• AIM: Reproduce the records as a numbered list, from the first line through the line containing "arm-dose: HLX43 3.0", with both of those lines included. Omit any blank lines.
◇ ◇ ◇ ◇ ◇ ◇ ◇
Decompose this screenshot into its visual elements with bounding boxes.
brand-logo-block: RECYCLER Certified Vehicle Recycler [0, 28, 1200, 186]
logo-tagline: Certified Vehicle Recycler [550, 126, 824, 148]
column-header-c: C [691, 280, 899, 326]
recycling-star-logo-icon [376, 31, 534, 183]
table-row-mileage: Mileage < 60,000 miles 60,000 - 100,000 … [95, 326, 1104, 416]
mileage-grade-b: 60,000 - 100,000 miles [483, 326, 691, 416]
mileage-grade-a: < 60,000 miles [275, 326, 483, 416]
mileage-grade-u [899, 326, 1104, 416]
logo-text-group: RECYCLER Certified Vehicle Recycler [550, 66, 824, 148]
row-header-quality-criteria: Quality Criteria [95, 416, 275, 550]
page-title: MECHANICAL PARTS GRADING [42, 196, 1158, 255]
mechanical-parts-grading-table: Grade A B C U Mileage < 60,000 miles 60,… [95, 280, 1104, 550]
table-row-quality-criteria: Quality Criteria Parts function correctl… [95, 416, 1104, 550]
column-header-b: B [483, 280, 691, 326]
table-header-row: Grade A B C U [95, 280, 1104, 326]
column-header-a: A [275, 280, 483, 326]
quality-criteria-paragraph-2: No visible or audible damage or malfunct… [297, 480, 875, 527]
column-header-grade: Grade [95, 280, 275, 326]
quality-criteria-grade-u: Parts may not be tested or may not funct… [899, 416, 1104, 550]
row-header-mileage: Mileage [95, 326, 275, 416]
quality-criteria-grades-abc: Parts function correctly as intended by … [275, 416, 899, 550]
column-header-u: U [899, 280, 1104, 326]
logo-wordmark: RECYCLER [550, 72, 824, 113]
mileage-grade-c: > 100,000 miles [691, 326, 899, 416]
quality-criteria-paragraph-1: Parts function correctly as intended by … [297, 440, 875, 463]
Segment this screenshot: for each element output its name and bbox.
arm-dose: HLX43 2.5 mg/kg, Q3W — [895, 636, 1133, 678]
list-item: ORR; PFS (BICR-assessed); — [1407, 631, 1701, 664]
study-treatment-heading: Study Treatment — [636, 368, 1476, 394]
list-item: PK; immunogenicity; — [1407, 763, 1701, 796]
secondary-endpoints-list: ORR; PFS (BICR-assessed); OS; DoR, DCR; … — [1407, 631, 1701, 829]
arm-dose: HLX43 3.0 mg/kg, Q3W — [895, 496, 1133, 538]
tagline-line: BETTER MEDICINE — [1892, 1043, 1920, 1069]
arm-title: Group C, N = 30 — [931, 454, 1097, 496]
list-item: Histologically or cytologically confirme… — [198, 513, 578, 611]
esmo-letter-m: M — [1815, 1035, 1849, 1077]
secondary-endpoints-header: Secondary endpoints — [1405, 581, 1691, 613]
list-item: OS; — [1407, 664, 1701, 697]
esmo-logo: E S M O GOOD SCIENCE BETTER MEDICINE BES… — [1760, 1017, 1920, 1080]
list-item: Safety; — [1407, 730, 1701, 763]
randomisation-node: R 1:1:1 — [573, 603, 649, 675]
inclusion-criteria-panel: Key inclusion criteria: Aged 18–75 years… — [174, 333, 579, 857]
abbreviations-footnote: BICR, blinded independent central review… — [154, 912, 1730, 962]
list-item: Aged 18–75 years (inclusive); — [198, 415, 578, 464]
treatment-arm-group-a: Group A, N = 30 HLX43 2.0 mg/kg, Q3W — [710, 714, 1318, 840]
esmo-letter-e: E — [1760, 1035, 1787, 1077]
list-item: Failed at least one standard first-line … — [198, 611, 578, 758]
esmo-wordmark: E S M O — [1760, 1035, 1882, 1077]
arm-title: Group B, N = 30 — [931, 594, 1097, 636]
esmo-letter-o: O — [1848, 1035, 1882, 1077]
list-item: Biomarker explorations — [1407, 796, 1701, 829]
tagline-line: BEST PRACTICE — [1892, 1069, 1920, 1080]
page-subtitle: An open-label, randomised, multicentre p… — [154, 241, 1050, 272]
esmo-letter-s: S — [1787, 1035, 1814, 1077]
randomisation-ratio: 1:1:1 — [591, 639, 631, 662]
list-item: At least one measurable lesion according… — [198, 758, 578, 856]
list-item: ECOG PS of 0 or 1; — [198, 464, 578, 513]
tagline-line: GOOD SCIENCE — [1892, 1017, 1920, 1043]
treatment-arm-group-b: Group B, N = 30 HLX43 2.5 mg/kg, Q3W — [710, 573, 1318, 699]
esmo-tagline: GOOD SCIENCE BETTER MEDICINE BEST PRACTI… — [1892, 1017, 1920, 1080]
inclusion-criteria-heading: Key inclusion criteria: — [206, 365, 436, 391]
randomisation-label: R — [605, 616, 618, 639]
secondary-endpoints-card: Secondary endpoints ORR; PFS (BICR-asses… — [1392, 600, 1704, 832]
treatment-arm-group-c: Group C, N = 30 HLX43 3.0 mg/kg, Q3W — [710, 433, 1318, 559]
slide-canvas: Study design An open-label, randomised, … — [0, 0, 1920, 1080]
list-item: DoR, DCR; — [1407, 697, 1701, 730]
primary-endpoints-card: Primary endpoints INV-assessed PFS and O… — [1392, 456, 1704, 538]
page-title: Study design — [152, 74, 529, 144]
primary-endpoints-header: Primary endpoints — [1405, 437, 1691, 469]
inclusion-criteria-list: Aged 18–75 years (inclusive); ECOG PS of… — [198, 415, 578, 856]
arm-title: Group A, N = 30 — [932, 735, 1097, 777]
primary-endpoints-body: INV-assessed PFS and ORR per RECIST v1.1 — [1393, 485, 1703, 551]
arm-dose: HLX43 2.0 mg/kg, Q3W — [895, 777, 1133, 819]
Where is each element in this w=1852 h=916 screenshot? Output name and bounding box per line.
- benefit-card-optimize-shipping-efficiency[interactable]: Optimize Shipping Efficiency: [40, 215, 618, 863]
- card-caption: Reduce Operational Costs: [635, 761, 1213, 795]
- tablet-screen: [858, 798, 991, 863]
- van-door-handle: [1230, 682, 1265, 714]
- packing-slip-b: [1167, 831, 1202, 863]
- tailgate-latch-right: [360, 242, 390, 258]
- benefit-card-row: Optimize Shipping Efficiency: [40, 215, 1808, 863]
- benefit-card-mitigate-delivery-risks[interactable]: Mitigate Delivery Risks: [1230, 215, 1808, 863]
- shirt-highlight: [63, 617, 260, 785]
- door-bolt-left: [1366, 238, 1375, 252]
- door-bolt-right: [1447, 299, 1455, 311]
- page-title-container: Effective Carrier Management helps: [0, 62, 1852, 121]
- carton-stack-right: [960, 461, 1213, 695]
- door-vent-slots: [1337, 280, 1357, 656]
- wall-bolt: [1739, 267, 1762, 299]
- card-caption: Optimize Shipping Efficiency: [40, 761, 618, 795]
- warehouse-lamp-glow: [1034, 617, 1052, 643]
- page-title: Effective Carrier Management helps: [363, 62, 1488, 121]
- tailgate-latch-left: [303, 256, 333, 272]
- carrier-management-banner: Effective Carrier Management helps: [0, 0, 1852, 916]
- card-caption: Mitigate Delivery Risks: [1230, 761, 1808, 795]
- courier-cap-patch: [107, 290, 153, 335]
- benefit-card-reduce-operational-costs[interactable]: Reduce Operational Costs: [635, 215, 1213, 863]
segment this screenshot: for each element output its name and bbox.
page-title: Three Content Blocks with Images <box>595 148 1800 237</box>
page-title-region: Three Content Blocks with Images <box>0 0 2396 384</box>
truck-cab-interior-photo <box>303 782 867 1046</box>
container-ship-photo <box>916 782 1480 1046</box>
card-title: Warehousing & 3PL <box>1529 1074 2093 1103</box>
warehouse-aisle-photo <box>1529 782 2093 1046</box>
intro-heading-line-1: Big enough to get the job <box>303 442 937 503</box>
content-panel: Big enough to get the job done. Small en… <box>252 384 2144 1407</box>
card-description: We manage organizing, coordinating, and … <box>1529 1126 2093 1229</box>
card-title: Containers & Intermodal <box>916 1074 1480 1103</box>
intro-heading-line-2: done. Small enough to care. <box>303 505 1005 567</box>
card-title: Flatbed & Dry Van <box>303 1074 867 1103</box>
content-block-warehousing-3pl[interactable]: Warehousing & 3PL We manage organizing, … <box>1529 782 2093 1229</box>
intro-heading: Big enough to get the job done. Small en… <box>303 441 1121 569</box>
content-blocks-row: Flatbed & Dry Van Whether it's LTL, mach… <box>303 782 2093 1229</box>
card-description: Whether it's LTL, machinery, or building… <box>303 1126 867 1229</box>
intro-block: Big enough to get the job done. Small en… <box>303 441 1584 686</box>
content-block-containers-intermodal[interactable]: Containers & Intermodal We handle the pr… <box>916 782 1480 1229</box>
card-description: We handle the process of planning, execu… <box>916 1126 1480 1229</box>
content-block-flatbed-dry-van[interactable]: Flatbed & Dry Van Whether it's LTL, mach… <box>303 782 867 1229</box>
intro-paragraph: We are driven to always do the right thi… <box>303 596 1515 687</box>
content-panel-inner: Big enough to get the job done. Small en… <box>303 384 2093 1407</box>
◇ ◇ ◇ ◇ ◇ ◇ ◇
• FINISHED EXERCISE:
1. Decompose this screenshot into its visual elements with bounding boxes.
2. brand-logo-block: RECYCLER Certified Vehicle Recycler [0, 28, 1200, 186]
3. logo-tagline: Certified Vehicle Recycler [550, 126, 824, 148]
4. column-header-c: C [691, 280, 899, 326]
5. recycling-star-logo-icon [376, 31, 534, 183]
6. table-row-mileage: Mileage < 60,000 miles 60,000 - 100,000 … [95, 326, 1104, 416]
7. mileage-grade-b: 60,000 - 100,000 miles [483, 326, 691, 416]
8. mileage-grade-a: < 60,000 miles [275, 326, 483, 416]
9. mileage-grade-u [899, 326, 1104, 416]
10. logo-text-group: RECYCLER Certified Vehicle Recycler [550, 66, 824, 148]
11. row-header-quality-criteria: Quality Criteria [95, 416, 275, 550]
12. page-title: MECHANICAL PARTS GRADING [42, 196, 1158, 255]
13. mechanical-parts-grading-table: Grade A B C U Mileage < 60,000 miles 60,… [95, 280, 1104, 550]
14. table-row-quality-criteria: Quality Criteria Parts function correctl… [95, 416, 1104, 550]
15. column-header-b: B [483, 280, 691, 326]
16. table-header-row: Grade A B C U [95, 280, 1104, 326]
17. column-header-a: A [275, 280, 483, 326]
18. quality-criteria-paragraph-2: No visible or audible damage or malfunct… [297, 480, 875, 527]
19. column-header-grade: Grade [95, 280, 275, 326]
20. quality-criteria-grade-u: Parts may not be tested or may not funct… [899, 416, 1104, 550]
21. row-header-mileage: Mileage [95, 326, 275, 416]
22. quality-criteria-grades-abc: Parts function correctly as intended by … [275, 416, 899, 550]
23. column-header-u: U [899, 280, 1104, 326]
24. logo-wordmark: RECYCLER [550, 72, 824, 113]
25. mileage-grade-c: > 100,000 miles [691, 326, 899, 416]
26. quality-criteria-paragraph-1: Parts function correctly as intended by … [297, 440, 875, 463]
27. Segment this screenshot: for each element output its name and bbox.
28. arm-dose: HLX43 2.5 mg/kg, Q3W — [895, 636, 1133, 678]
29. list-item: ORR; PFS (BICR-assessed); — [1407, 631, 1701, 664]
30. study-treatment-heading: Study Treatment — [636, 368, 1476, 394]
31. list-item: PK; immunogenicity; — [1407, 763, 1701, 796]
32. secondary-endpoints-list: ORR; PFS (BICR-assessed); OS; DoR, DCR; … — [1407, 631, 1701, 829]
33. arm-dose: HLX43 3.0 mg/kg, Q3W — [895, 496, 1133, 538]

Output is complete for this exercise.